**WHAT YOU SHOULD DO**
Search the data below for "Требуемый"; list each line that holds it.

(Rows from a dataset)
*****
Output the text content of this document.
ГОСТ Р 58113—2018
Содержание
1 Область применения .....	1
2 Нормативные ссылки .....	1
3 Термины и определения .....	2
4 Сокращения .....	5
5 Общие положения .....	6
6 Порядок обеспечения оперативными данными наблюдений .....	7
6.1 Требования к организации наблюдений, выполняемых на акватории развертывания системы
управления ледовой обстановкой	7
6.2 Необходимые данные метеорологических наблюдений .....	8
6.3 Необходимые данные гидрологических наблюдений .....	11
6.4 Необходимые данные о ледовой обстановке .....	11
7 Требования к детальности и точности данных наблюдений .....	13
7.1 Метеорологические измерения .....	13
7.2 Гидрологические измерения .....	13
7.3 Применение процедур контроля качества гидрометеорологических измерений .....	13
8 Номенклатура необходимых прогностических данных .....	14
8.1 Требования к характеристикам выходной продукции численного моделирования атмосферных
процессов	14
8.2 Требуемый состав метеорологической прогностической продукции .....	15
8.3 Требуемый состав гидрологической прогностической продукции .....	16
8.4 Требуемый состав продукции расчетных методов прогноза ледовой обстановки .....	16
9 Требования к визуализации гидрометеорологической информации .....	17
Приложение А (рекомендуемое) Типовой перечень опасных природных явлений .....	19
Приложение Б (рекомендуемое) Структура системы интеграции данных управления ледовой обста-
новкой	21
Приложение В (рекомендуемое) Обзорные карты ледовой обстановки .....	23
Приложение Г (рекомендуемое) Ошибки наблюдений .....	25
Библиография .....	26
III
*****
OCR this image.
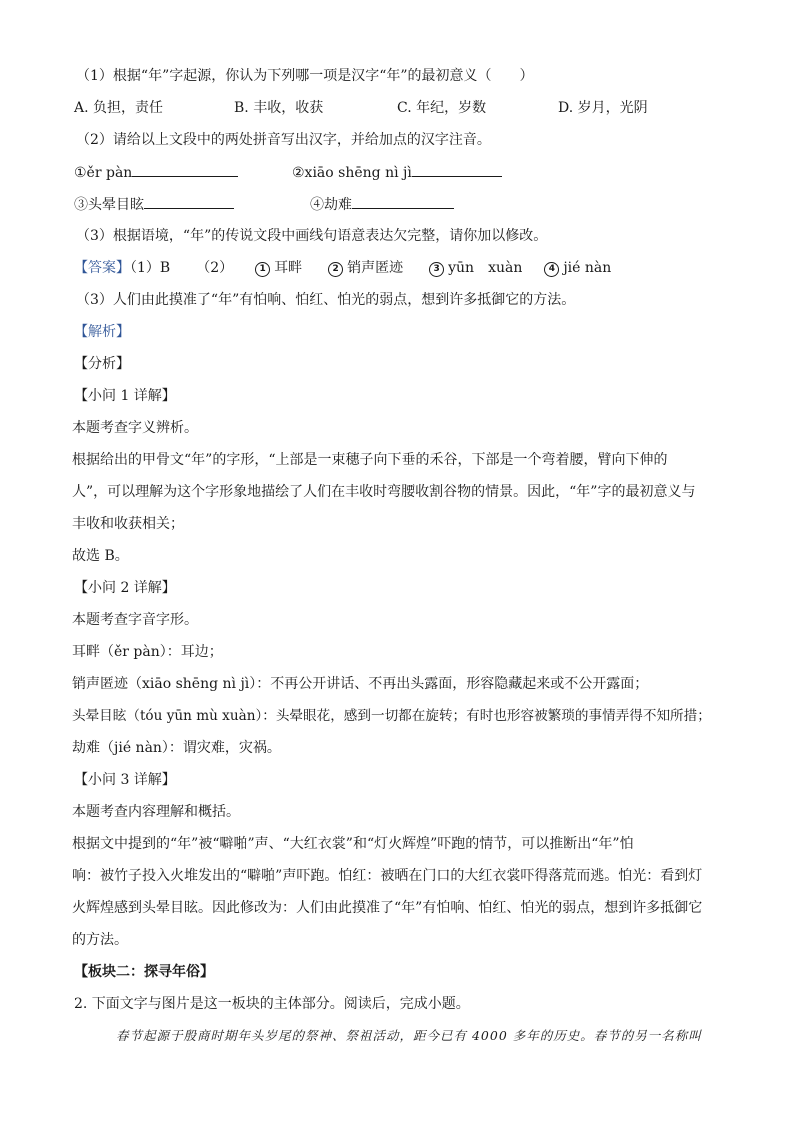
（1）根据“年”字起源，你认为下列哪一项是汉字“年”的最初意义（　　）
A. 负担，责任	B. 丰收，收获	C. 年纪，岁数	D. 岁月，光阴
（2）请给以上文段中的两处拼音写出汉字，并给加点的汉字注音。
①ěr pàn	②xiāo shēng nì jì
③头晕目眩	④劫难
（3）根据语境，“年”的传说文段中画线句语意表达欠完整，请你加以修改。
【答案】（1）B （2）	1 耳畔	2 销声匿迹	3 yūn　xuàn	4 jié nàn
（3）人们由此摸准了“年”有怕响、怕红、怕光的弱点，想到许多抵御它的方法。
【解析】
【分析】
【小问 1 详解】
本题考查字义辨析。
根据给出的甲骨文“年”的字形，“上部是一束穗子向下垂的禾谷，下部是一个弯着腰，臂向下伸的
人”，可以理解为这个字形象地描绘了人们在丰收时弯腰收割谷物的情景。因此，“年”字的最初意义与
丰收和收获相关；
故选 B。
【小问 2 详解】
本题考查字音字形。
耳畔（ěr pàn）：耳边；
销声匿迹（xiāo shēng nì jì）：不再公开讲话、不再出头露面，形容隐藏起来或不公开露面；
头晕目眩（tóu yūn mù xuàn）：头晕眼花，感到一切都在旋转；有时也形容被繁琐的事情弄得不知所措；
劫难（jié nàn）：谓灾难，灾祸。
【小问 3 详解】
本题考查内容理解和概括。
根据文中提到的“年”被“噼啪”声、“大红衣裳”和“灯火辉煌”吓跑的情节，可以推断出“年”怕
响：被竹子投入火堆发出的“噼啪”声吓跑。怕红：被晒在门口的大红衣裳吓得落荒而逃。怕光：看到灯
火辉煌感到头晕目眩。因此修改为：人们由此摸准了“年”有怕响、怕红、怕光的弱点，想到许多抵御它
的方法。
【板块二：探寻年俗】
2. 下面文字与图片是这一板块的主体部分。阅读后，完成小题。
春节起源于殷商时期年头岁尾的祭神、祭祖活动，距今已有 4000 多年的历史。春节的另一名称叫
*****
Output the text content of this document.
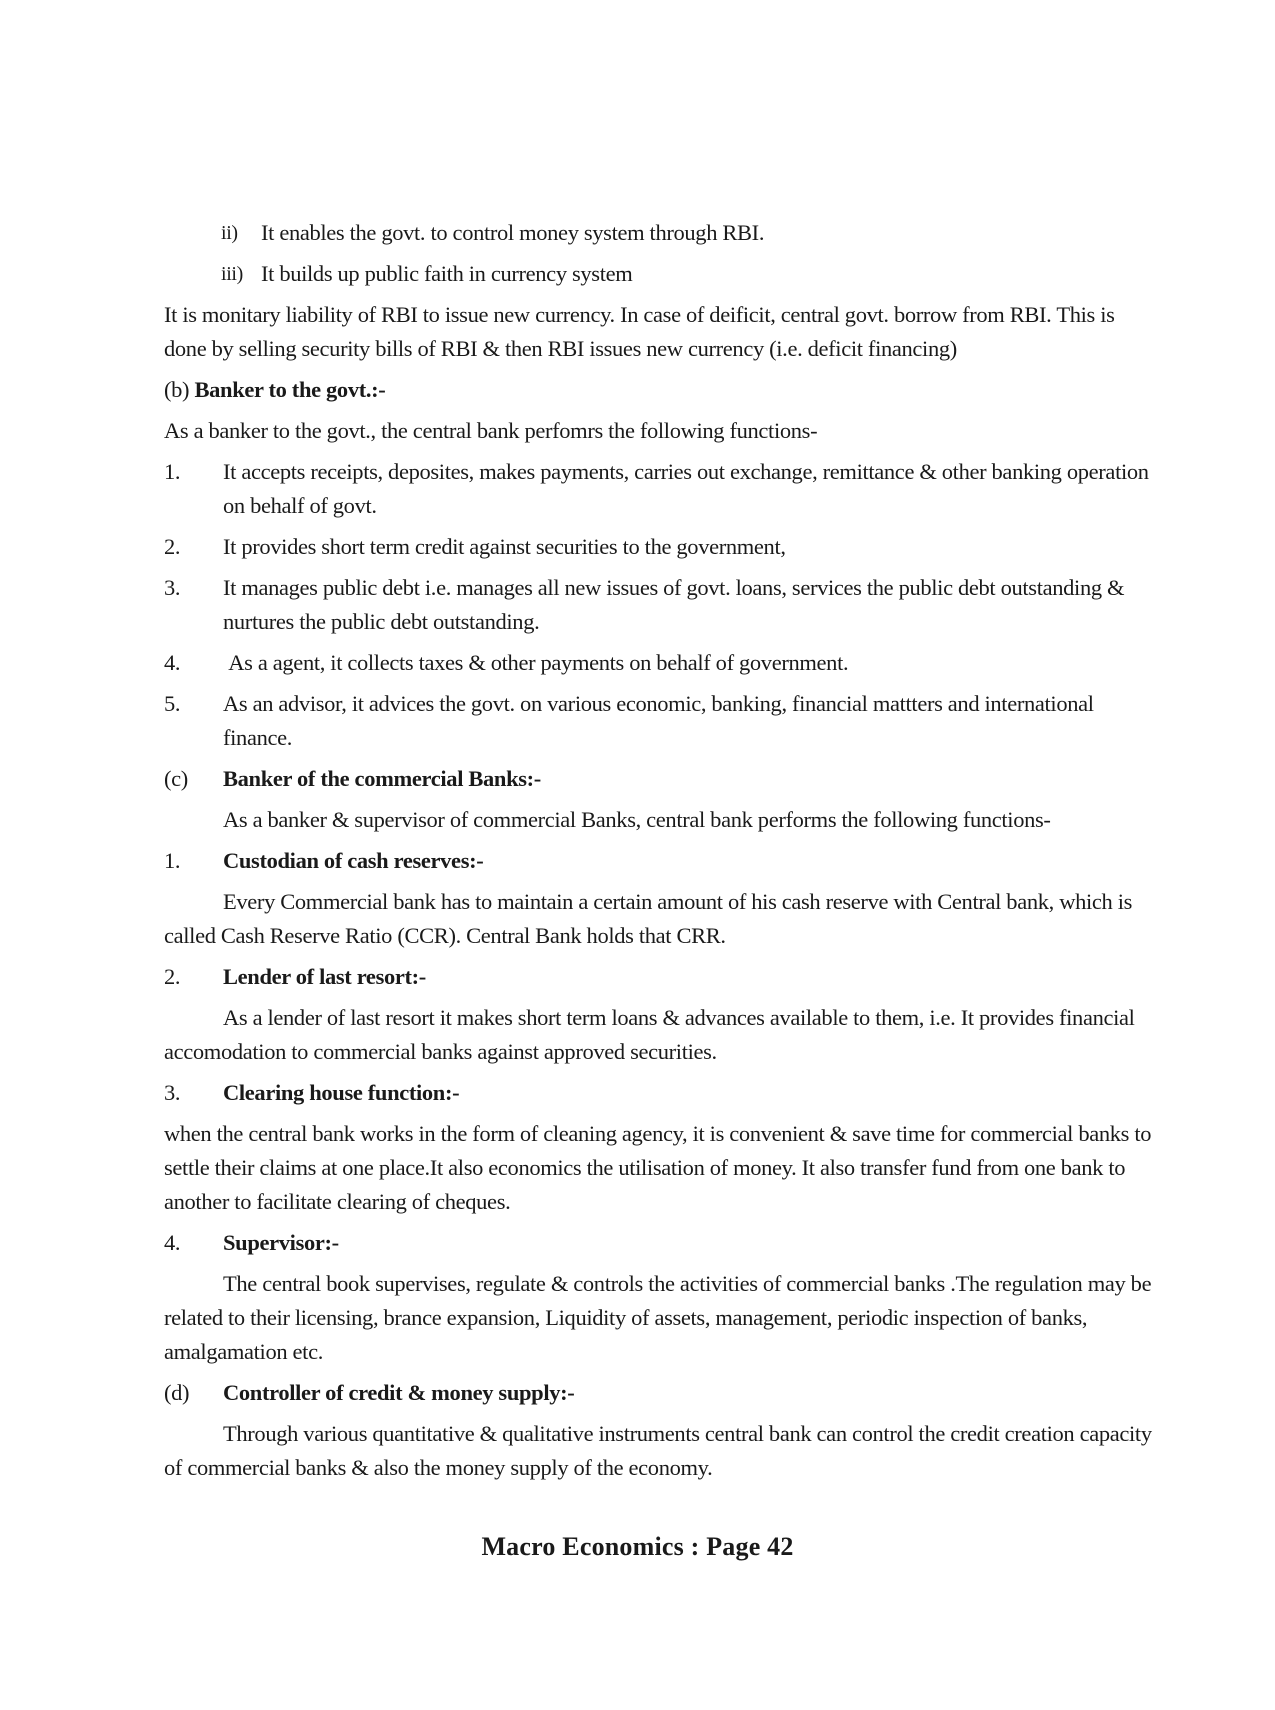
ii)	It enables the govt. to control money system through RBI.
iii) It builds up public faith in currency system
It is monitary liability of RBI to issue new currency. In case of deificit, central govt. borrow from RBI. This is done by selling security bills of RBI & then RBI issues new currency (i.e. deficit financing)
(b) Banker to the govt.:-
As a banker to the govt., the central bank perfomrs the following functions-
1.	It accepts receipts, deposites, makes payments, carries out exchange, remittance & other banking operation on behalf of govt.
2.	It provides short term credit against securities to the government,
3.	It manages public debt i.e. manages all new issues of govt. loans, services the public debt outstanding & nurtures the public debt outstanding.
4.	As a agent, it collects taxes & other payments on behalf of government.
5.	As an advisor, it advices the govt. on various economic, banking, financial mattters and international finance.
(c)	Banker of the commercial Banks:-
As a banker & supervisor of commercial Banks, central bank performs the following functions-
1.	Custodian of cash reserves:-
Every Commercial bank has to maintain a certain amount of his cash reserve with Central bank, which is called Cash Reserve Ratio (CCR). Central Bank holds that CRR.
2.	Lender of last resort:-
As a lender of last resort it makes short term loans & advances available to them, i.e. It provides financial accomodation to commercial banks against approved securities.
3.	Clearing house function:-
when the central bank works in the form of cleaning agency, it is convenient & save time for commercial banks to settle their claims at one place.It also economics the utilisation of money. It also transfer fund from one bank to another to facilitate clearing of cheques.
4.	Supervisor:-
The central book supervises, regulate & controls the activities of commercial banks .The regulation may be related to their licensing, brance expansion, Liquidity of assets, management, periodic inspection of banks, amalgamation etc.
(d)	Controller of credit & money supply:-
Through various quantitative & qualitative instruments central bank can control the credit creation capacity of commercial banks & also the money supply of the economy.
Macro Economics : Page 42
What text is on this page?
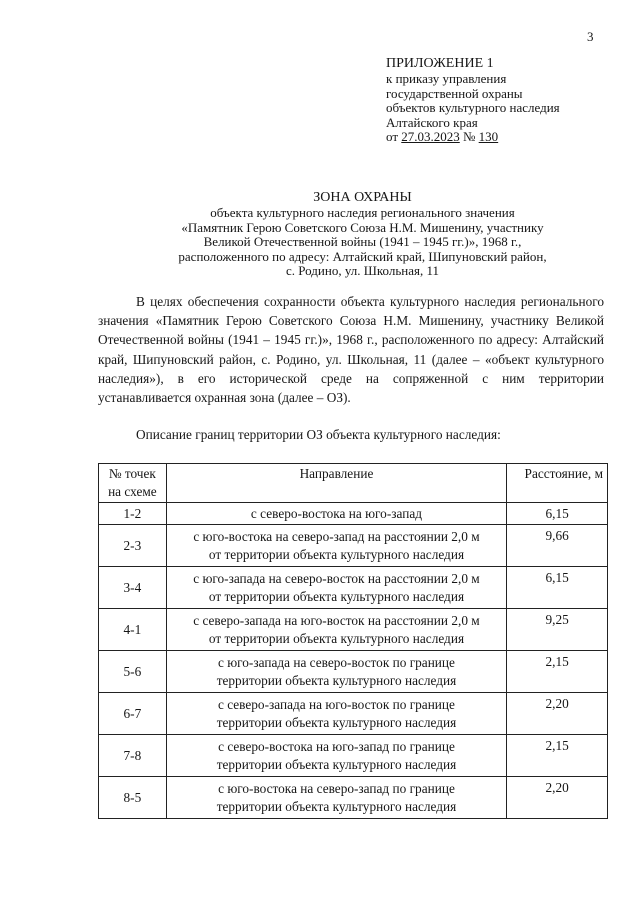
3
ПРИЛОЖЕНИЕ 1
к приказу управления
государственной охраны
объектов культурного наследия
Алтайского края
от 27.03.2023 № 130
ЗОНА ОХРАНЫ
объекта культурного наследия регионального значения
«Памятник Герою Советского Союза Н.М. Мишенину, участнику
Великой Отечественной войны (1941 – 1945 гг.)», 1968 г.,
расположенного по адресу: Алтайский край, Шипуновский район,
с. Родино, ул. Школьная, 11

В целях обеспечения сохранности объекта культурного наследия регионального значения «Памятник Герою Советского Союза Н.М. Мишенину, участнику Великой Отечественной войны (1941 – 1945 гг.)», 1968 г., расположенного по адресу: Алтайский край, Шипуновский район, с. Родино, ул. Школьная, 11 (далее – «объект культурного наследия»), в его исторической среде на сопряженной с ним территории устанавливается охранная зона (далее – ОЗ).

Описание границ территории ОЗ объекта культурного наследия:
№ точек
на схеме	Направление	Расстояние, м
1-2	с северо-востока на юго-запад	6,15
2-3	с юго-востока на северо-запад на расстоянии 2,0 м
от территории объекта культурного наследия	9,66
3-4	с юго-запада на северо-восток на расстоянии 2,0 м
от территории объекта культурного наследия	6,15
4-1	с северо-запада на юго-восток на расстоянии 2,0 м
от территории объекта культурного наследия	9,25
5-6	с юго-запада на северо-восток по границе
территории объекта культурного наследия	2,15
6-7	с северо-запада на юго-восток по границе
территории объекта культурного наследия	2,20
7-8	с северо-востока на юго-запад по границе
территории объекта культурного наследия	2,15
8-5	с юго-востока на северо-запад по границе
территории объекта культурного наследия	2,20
*****
**WRITTEN ANSWER**
8.2 Требуемый состав метеорологической прогностической продукции .....	15
8.3 Требуемый состав гидрологической прогностической продукции .....	16
8.4 Требуемый состав продукции расчетных методов прогноза ледовой обстановки .....	16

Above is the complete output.